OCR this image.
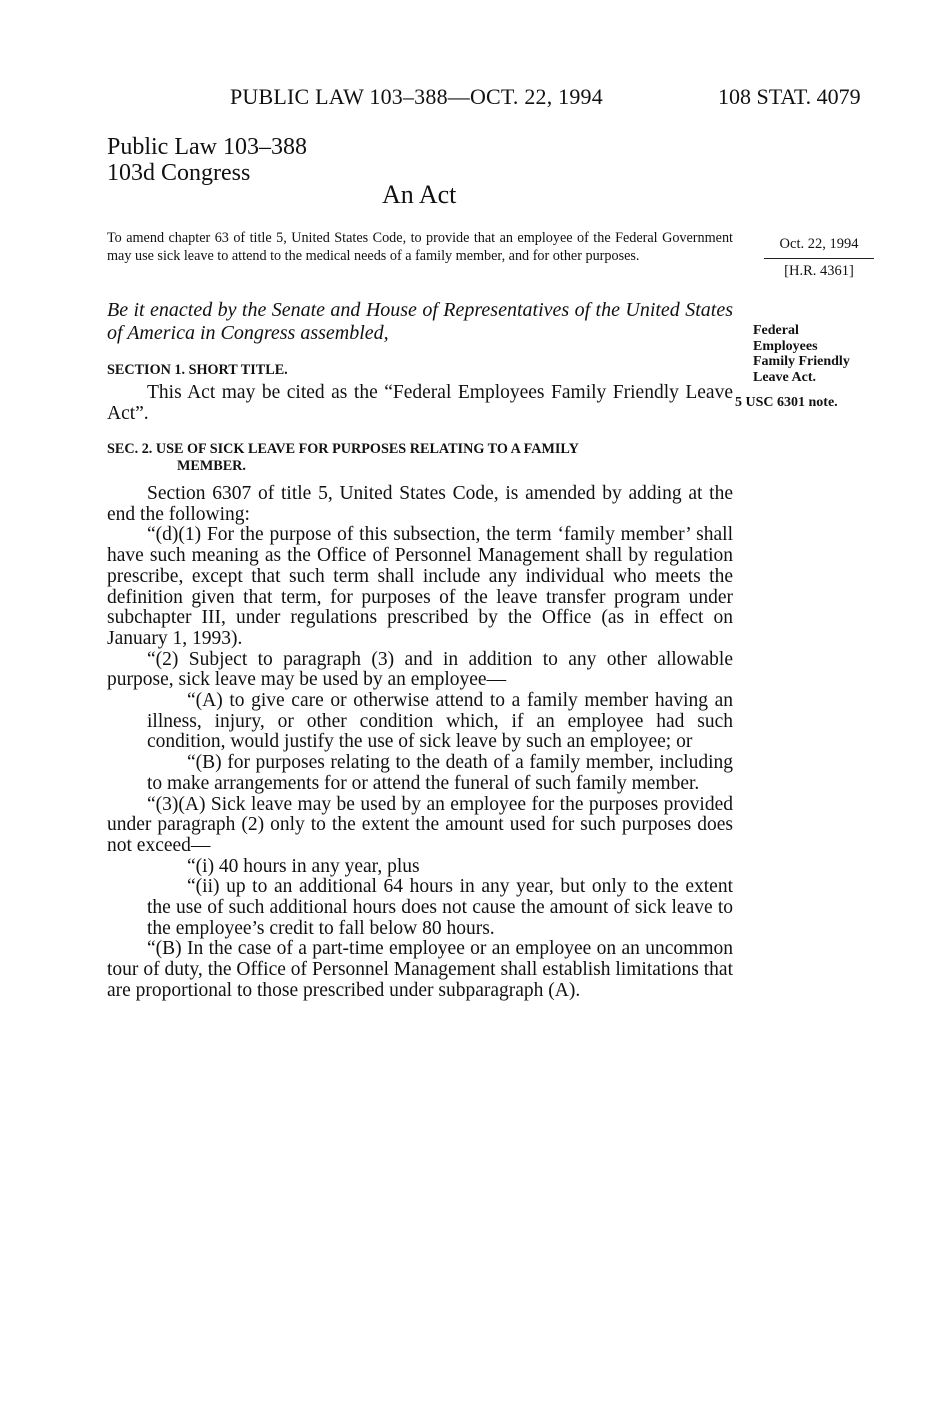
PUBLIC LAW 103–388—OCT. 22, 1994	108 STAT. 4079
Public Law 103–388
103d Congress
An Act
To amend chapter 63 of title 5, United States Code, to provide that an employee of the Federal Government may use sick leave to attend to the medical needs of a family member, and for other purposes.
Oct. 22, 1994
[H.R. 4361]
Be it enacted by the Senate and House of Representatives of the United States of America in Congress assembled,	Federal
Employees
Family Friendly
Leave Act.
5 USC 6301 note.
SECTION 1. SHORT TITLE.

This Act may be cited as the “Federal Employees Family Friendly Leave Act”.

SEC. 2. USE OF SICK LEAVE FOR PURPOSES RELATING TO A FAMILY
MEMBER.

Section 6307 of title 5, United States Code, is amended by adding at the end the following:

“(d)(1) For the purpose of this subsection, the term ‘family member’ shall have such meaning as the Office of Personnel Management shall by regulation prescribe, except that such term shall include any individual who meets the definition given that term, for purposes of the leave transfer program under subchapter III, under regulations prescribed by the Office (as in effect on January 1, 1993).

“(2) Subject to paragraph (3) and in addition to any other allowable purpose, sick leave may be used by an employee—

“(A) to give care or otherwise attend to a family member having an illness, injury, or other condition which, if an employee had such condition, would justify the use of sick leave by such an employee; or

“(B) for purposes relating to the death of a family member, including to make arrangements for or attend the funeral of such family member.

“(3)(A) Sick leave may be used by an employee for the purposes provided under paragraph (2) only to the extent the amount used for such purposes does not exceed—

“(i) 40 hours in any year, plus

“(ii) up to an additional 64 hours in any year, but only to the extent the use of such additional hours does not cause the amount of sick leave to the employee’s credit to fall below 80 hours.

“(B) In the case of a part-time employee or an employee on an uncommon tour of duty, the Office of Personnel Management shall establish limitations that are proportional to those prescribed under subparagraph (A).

## What is expected
Please transcribe the material above exactly as written. Leave the pictures out.

## Correct answer
OCR this image.
PUBLIC LAW 103–388—OCT. 22, 1994	108 STAT. 4079
Public Law 103–388
103d Congress
An Act
To amend chapter 63 of title 5, United States Code, to provide that an employee of the Federal Government may use sick leave to attend to the medical needs of a family member, and for other purposes.
Oct. 22, 1994
[H.R. 4361]
Be it enacted by the Senate and House of Representatives of the United States of America in Congress assembled,	Federal
Employees
Family Friendly
Leave Act.
5 USC 6301 note.
SECTION 1. SHORT TITLE.

This Act may be cited as the “Federal Employees Family Friendly Leave Act”.

SEC. 2. USE OF SICK LEAVE FOR PURPOSES RELATING TO A FAMILY
MEMBER.

Section 6307 of title 5, United States Code, is amended by adding at the end the following:

“(d)(1) For the purpose of this subsection, the term ‘family member’ shall have such meaning as the Office of Personnel Management shall by regulation prescribe, except that such term shall include any individual who meets the definition given that term, for purposes of the leave transfer program under subchapter III, under regulations prescribed by the Office (as in effect on January 1, 1993).

“(2) Subject to paragraph (3) and in addition to any other allowable purpose, sick leave may be used by an employee—

“(A) to give care or otherwise attend to a family member having an illness, injury, or other condition which, if an employee had such condition, would justify the use of sick leave by such an employee; or

“(B) for purposes relating to the death of a family member, including to make arrangements for or attend the funeral of such family member.

“(3)(A) Sick leave may be used by an employee for the purposes provided under paragraph (2) only to the extent the amount used for such purposes does not exceed—

“(i) 40 hours in any year, plus

“(ii) up to an additional 64 hours in any year, but only to the extent the use of such additional hours does not cause the amount of sick leave to the employee’s credit to fall below 80 hours.

“(B) In the case of a part-time employee or an employee on an uncommon tour of duty, the Office of Personnel Management shall establish limitations that are proportional to those prescribed under subparagraph (A).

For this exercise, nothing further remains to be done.